## Prompt
What is the number of lines in these entries that include "true"? Write that number and no other text.

## Given data

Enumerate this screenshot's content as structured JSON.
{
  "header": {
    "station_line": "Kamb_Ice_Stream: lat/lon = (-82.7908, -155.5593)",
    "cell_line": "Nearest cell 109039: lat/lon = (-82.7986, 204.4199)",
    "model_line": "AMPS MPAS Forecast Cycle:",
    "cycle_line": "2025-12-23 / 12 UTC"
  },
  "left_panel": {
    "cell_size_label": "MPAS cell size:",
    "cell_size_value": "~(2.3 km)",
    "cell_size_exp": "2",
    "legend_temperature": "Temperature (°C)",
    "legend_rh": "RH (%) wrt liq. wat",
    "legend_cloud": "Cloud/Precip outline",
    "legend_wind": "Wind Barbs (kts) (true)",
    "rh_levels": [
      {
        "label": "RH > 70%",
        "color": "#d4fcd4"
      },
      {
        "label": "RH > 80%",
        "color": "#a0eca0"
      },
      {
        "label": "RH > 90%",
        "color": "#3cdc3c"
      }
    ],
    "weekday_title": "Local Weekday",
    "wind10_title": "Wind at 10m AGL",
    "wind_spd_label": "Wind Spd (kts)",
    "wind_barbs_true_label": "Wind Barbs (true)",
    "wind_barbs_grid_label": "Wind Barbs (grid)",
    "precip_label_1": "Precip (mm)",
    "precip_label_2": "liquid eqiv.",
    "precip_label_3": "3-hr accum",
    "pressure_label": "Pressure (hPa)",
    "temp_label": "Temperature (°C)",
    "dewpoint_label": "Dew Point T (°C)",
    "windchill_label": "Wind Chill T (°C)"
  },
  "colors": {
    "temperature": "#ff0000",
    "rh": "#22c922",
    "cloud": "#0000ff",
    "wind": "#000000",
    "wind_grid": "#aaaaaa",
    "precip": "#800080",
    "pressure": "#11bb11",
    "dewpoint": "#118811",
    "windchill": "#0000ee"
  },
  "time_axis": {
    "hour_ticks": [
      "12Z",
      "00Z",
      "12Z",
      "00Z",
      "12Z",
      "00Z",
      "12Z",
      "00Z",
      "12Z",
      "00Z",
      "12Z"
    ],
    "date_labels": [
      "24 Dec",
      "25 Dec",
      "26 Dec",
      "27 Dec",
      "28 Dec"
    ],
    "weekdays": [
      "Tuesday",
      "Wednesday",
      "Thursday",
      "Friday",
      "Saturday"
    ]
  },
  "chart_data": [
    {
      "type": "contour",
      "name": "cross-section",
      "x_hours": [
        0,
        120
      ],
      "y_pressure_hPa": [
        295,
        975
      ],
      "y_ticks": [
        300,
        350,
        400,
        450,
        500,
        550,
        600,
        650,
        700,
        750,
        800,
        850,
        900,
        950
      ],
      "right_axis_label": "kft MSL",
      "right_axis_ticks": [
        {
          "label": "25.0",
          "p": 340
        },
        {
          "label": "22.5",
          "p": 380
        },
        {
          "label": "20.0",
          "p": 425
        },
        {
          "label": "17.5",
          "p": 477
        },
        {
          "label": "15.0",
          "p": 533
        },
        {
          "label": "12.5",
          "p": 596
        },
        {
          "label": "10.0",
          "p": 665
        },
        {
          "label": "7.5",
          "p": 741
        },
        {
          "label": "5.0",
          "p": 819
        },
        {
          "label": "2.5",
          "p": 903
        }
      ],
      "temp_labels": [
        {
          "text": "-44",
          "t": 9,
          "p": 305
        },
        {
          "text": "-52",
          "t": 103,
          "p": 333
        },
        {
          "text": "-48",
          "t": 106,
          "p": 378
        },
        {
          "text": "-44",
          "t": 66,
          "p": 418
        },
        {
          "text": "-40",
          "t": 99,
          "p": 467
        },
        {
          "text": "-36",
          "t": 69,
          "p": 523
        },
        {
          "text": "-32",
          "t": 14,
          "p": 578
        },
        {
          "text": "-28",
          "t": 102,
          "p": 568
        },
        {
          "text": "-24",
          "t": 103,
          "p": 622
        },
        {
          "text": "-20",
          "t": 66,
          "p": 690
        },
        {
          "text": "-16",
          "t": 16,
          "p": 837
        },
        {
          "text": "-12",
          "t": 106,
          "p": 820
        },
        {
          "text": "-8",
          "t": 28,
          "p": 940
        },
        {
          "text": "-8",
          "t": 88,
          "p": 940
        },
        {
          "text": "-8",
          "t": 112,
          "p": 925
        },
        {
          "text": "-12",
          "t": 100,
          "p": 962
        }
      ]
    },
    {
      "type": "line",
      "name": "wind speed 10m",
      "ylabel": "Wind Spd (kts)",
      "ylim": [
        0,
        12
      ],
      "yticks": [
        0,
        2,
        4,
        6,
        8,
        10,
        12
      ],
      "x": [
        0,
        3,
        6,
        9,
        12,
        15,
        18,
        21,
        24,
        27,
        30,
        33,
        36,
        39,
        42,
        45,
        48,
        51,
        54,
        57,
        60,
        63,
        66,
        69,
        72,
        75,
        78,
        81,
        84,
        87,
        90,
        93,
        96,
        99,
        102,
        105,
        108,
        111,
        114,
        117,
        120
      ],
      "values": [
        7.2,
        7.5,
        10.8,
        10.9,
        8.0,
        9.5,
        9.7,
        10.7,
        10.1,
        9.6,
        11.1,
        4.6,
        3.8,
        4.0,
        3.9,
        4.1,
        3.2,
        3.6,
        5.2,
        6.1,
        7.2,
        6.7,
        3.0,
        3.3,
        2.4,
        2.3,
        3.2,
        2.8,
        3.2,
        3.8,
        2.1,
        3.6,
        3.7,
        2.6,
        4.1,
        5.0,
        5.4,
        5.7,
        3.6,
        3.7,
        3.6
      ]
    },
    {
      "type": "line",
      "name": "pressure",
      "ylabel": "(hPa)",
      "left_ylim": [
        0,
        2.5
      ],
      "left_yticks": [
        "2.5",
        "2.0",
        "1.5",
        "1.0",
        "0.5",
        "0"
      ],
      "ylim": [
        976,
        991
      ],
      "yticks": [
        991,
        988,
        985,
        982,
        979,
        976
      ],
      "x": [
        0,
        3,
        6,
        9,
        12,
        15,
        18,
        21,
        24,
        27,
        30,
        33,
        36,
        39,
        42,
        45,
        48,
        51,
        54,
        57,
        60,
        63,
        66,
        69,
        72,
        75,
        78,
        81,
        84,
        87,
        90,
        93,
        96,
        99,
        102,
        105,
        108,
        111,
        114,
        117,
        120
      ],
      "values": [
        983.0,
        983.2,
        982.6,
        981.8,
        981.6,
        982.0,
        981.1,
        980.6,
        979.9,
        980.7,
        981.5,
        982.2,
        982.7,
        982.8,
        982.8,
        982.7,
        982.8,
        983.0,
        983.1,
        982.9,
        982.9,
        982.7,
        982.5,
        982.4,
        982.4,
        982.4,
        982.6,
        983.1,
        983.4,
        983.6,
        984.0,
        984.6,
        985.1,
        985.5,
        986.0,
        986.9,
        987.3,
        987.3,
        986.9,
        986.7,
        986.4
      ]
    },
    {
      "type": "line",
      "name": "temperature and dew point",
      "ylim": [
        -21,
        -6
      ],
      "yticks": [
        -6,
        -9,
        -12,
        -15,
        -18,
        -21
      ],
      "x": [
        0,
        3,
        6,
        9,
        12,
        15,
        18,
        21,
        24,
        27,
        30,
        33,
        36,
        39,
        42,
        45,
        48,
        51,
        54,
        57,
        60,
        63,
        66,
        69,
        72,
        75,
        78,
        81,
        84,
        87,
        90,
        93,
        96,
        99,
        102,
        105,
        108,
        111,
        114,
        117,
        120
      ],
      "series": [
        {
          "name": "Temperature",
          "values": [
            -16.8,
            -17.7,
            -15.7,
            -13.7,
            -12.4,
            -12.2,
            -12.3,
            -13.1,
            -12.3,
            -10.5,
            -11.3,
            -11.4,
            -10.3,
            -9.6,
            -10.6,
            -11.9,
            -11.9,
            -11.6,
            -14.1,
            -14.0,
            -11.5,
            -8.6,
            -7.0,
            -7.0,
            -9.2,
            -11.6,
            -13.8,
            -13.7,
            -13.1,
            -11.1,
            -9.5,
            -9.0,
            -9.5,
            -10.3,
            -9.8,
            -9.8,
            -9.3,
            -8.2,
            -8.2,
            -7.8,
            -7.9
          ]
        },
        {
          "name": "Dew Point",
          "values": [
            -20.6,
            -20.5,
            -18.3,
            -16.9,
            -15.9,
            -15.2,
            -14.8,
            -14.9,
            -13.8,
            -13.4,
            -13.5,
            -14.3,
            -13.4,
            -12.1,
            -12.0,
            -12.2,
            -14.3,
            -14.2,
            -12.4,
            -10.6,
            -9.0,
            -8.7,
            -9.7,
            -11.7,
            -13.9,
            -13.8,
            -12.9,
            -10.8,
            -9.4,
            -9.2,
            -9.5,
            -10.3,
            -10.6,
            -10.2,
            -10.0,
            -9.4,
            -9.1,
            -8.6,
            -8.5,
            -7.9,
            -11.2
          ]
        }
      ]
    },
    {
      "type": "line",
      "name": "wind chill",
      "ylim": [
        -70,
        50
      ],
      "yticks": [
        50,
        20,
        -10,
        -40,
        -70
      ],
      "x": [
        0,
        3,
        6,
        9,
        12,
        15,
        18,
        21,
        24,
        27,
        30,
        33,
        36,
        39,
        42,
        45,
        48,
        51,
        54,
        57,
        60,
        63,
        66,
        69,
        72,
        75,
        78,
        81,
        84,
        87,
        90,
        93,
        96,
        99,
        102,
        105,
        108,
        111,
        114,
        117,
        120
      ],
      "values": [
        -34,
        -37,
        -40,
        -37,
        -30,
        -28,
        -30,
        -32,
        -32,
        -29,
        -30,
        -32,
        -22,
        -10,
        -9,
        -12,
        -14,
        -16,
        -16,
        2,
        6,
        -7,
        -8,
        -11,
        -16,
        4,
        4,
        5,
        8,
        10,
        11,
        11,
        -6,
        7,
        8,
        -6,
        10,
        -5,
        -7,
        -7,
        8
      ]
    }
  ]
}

---

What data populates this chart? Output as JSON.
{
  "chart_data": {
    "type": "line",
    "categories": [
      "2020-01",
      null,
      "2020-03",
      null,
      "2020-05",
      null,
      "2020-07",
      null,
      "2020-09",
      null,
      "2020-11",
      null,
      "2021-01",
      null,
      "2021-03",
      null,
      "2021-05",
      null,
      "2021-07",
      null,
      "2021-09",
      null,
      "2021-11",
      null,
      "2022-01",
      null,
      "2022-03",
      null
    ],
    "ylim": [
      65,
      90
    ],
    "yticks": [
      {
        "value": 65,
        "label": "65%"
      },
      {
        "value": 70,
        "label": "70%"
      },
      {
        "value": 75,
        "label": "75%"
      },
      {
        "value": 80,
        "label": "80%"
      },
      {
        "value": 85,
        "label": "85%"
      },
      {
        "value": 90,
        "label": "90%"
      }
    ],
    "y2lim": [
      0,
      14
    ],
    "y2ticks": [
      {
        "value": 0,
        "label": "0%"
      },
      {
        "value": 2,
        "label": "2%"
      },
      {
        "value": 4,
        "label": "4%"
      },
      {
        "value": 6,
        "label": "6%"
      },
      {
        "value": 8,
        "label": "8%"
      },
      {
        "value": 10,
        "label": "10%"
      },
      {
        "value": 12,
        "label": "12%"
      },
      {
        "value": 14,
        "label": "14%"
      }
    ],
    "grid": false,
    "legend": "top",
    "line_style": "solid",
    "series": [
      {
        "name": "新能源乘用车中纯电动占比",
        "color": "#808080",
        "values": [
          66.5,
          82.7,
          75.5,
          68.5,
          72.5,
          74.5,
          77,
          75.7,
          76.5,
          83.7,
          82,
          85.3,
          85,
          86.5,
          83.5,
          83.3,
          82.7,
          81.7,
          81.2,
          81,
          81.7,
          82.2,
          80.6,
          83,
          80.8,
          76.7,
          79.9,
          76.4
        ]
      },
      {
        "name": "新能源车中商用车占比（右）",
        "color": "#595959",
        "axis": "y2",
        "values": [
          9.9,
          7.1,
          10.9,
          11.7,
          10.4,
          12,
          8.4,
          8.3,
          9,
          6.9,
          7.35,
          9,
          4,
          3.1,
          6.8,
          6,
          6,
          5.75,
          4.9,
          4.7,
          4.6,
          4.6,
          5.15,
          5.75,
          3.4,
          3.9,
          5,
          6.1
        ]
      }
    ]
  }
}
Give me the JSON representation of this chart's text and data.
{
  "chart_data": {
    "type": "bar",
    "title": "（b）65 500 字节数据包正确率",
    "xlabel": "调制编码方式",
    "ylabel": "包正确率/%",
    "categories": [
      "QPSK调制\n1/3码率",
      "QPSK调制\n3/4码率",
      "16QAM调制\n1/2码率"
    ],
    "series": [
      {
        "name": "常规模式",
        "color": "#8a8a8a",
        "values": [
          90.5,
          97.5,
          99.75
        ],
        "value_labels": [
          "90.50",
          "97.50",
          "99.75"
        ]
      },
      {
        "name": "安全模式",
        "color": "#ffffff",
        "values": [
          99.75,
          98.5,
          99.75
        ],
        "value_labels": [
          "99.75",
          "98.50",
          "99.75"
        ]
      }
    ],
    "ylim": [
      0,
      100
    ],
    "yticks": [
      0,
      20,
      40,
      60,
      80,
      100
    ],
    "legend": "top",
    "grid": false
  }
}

## Final result
2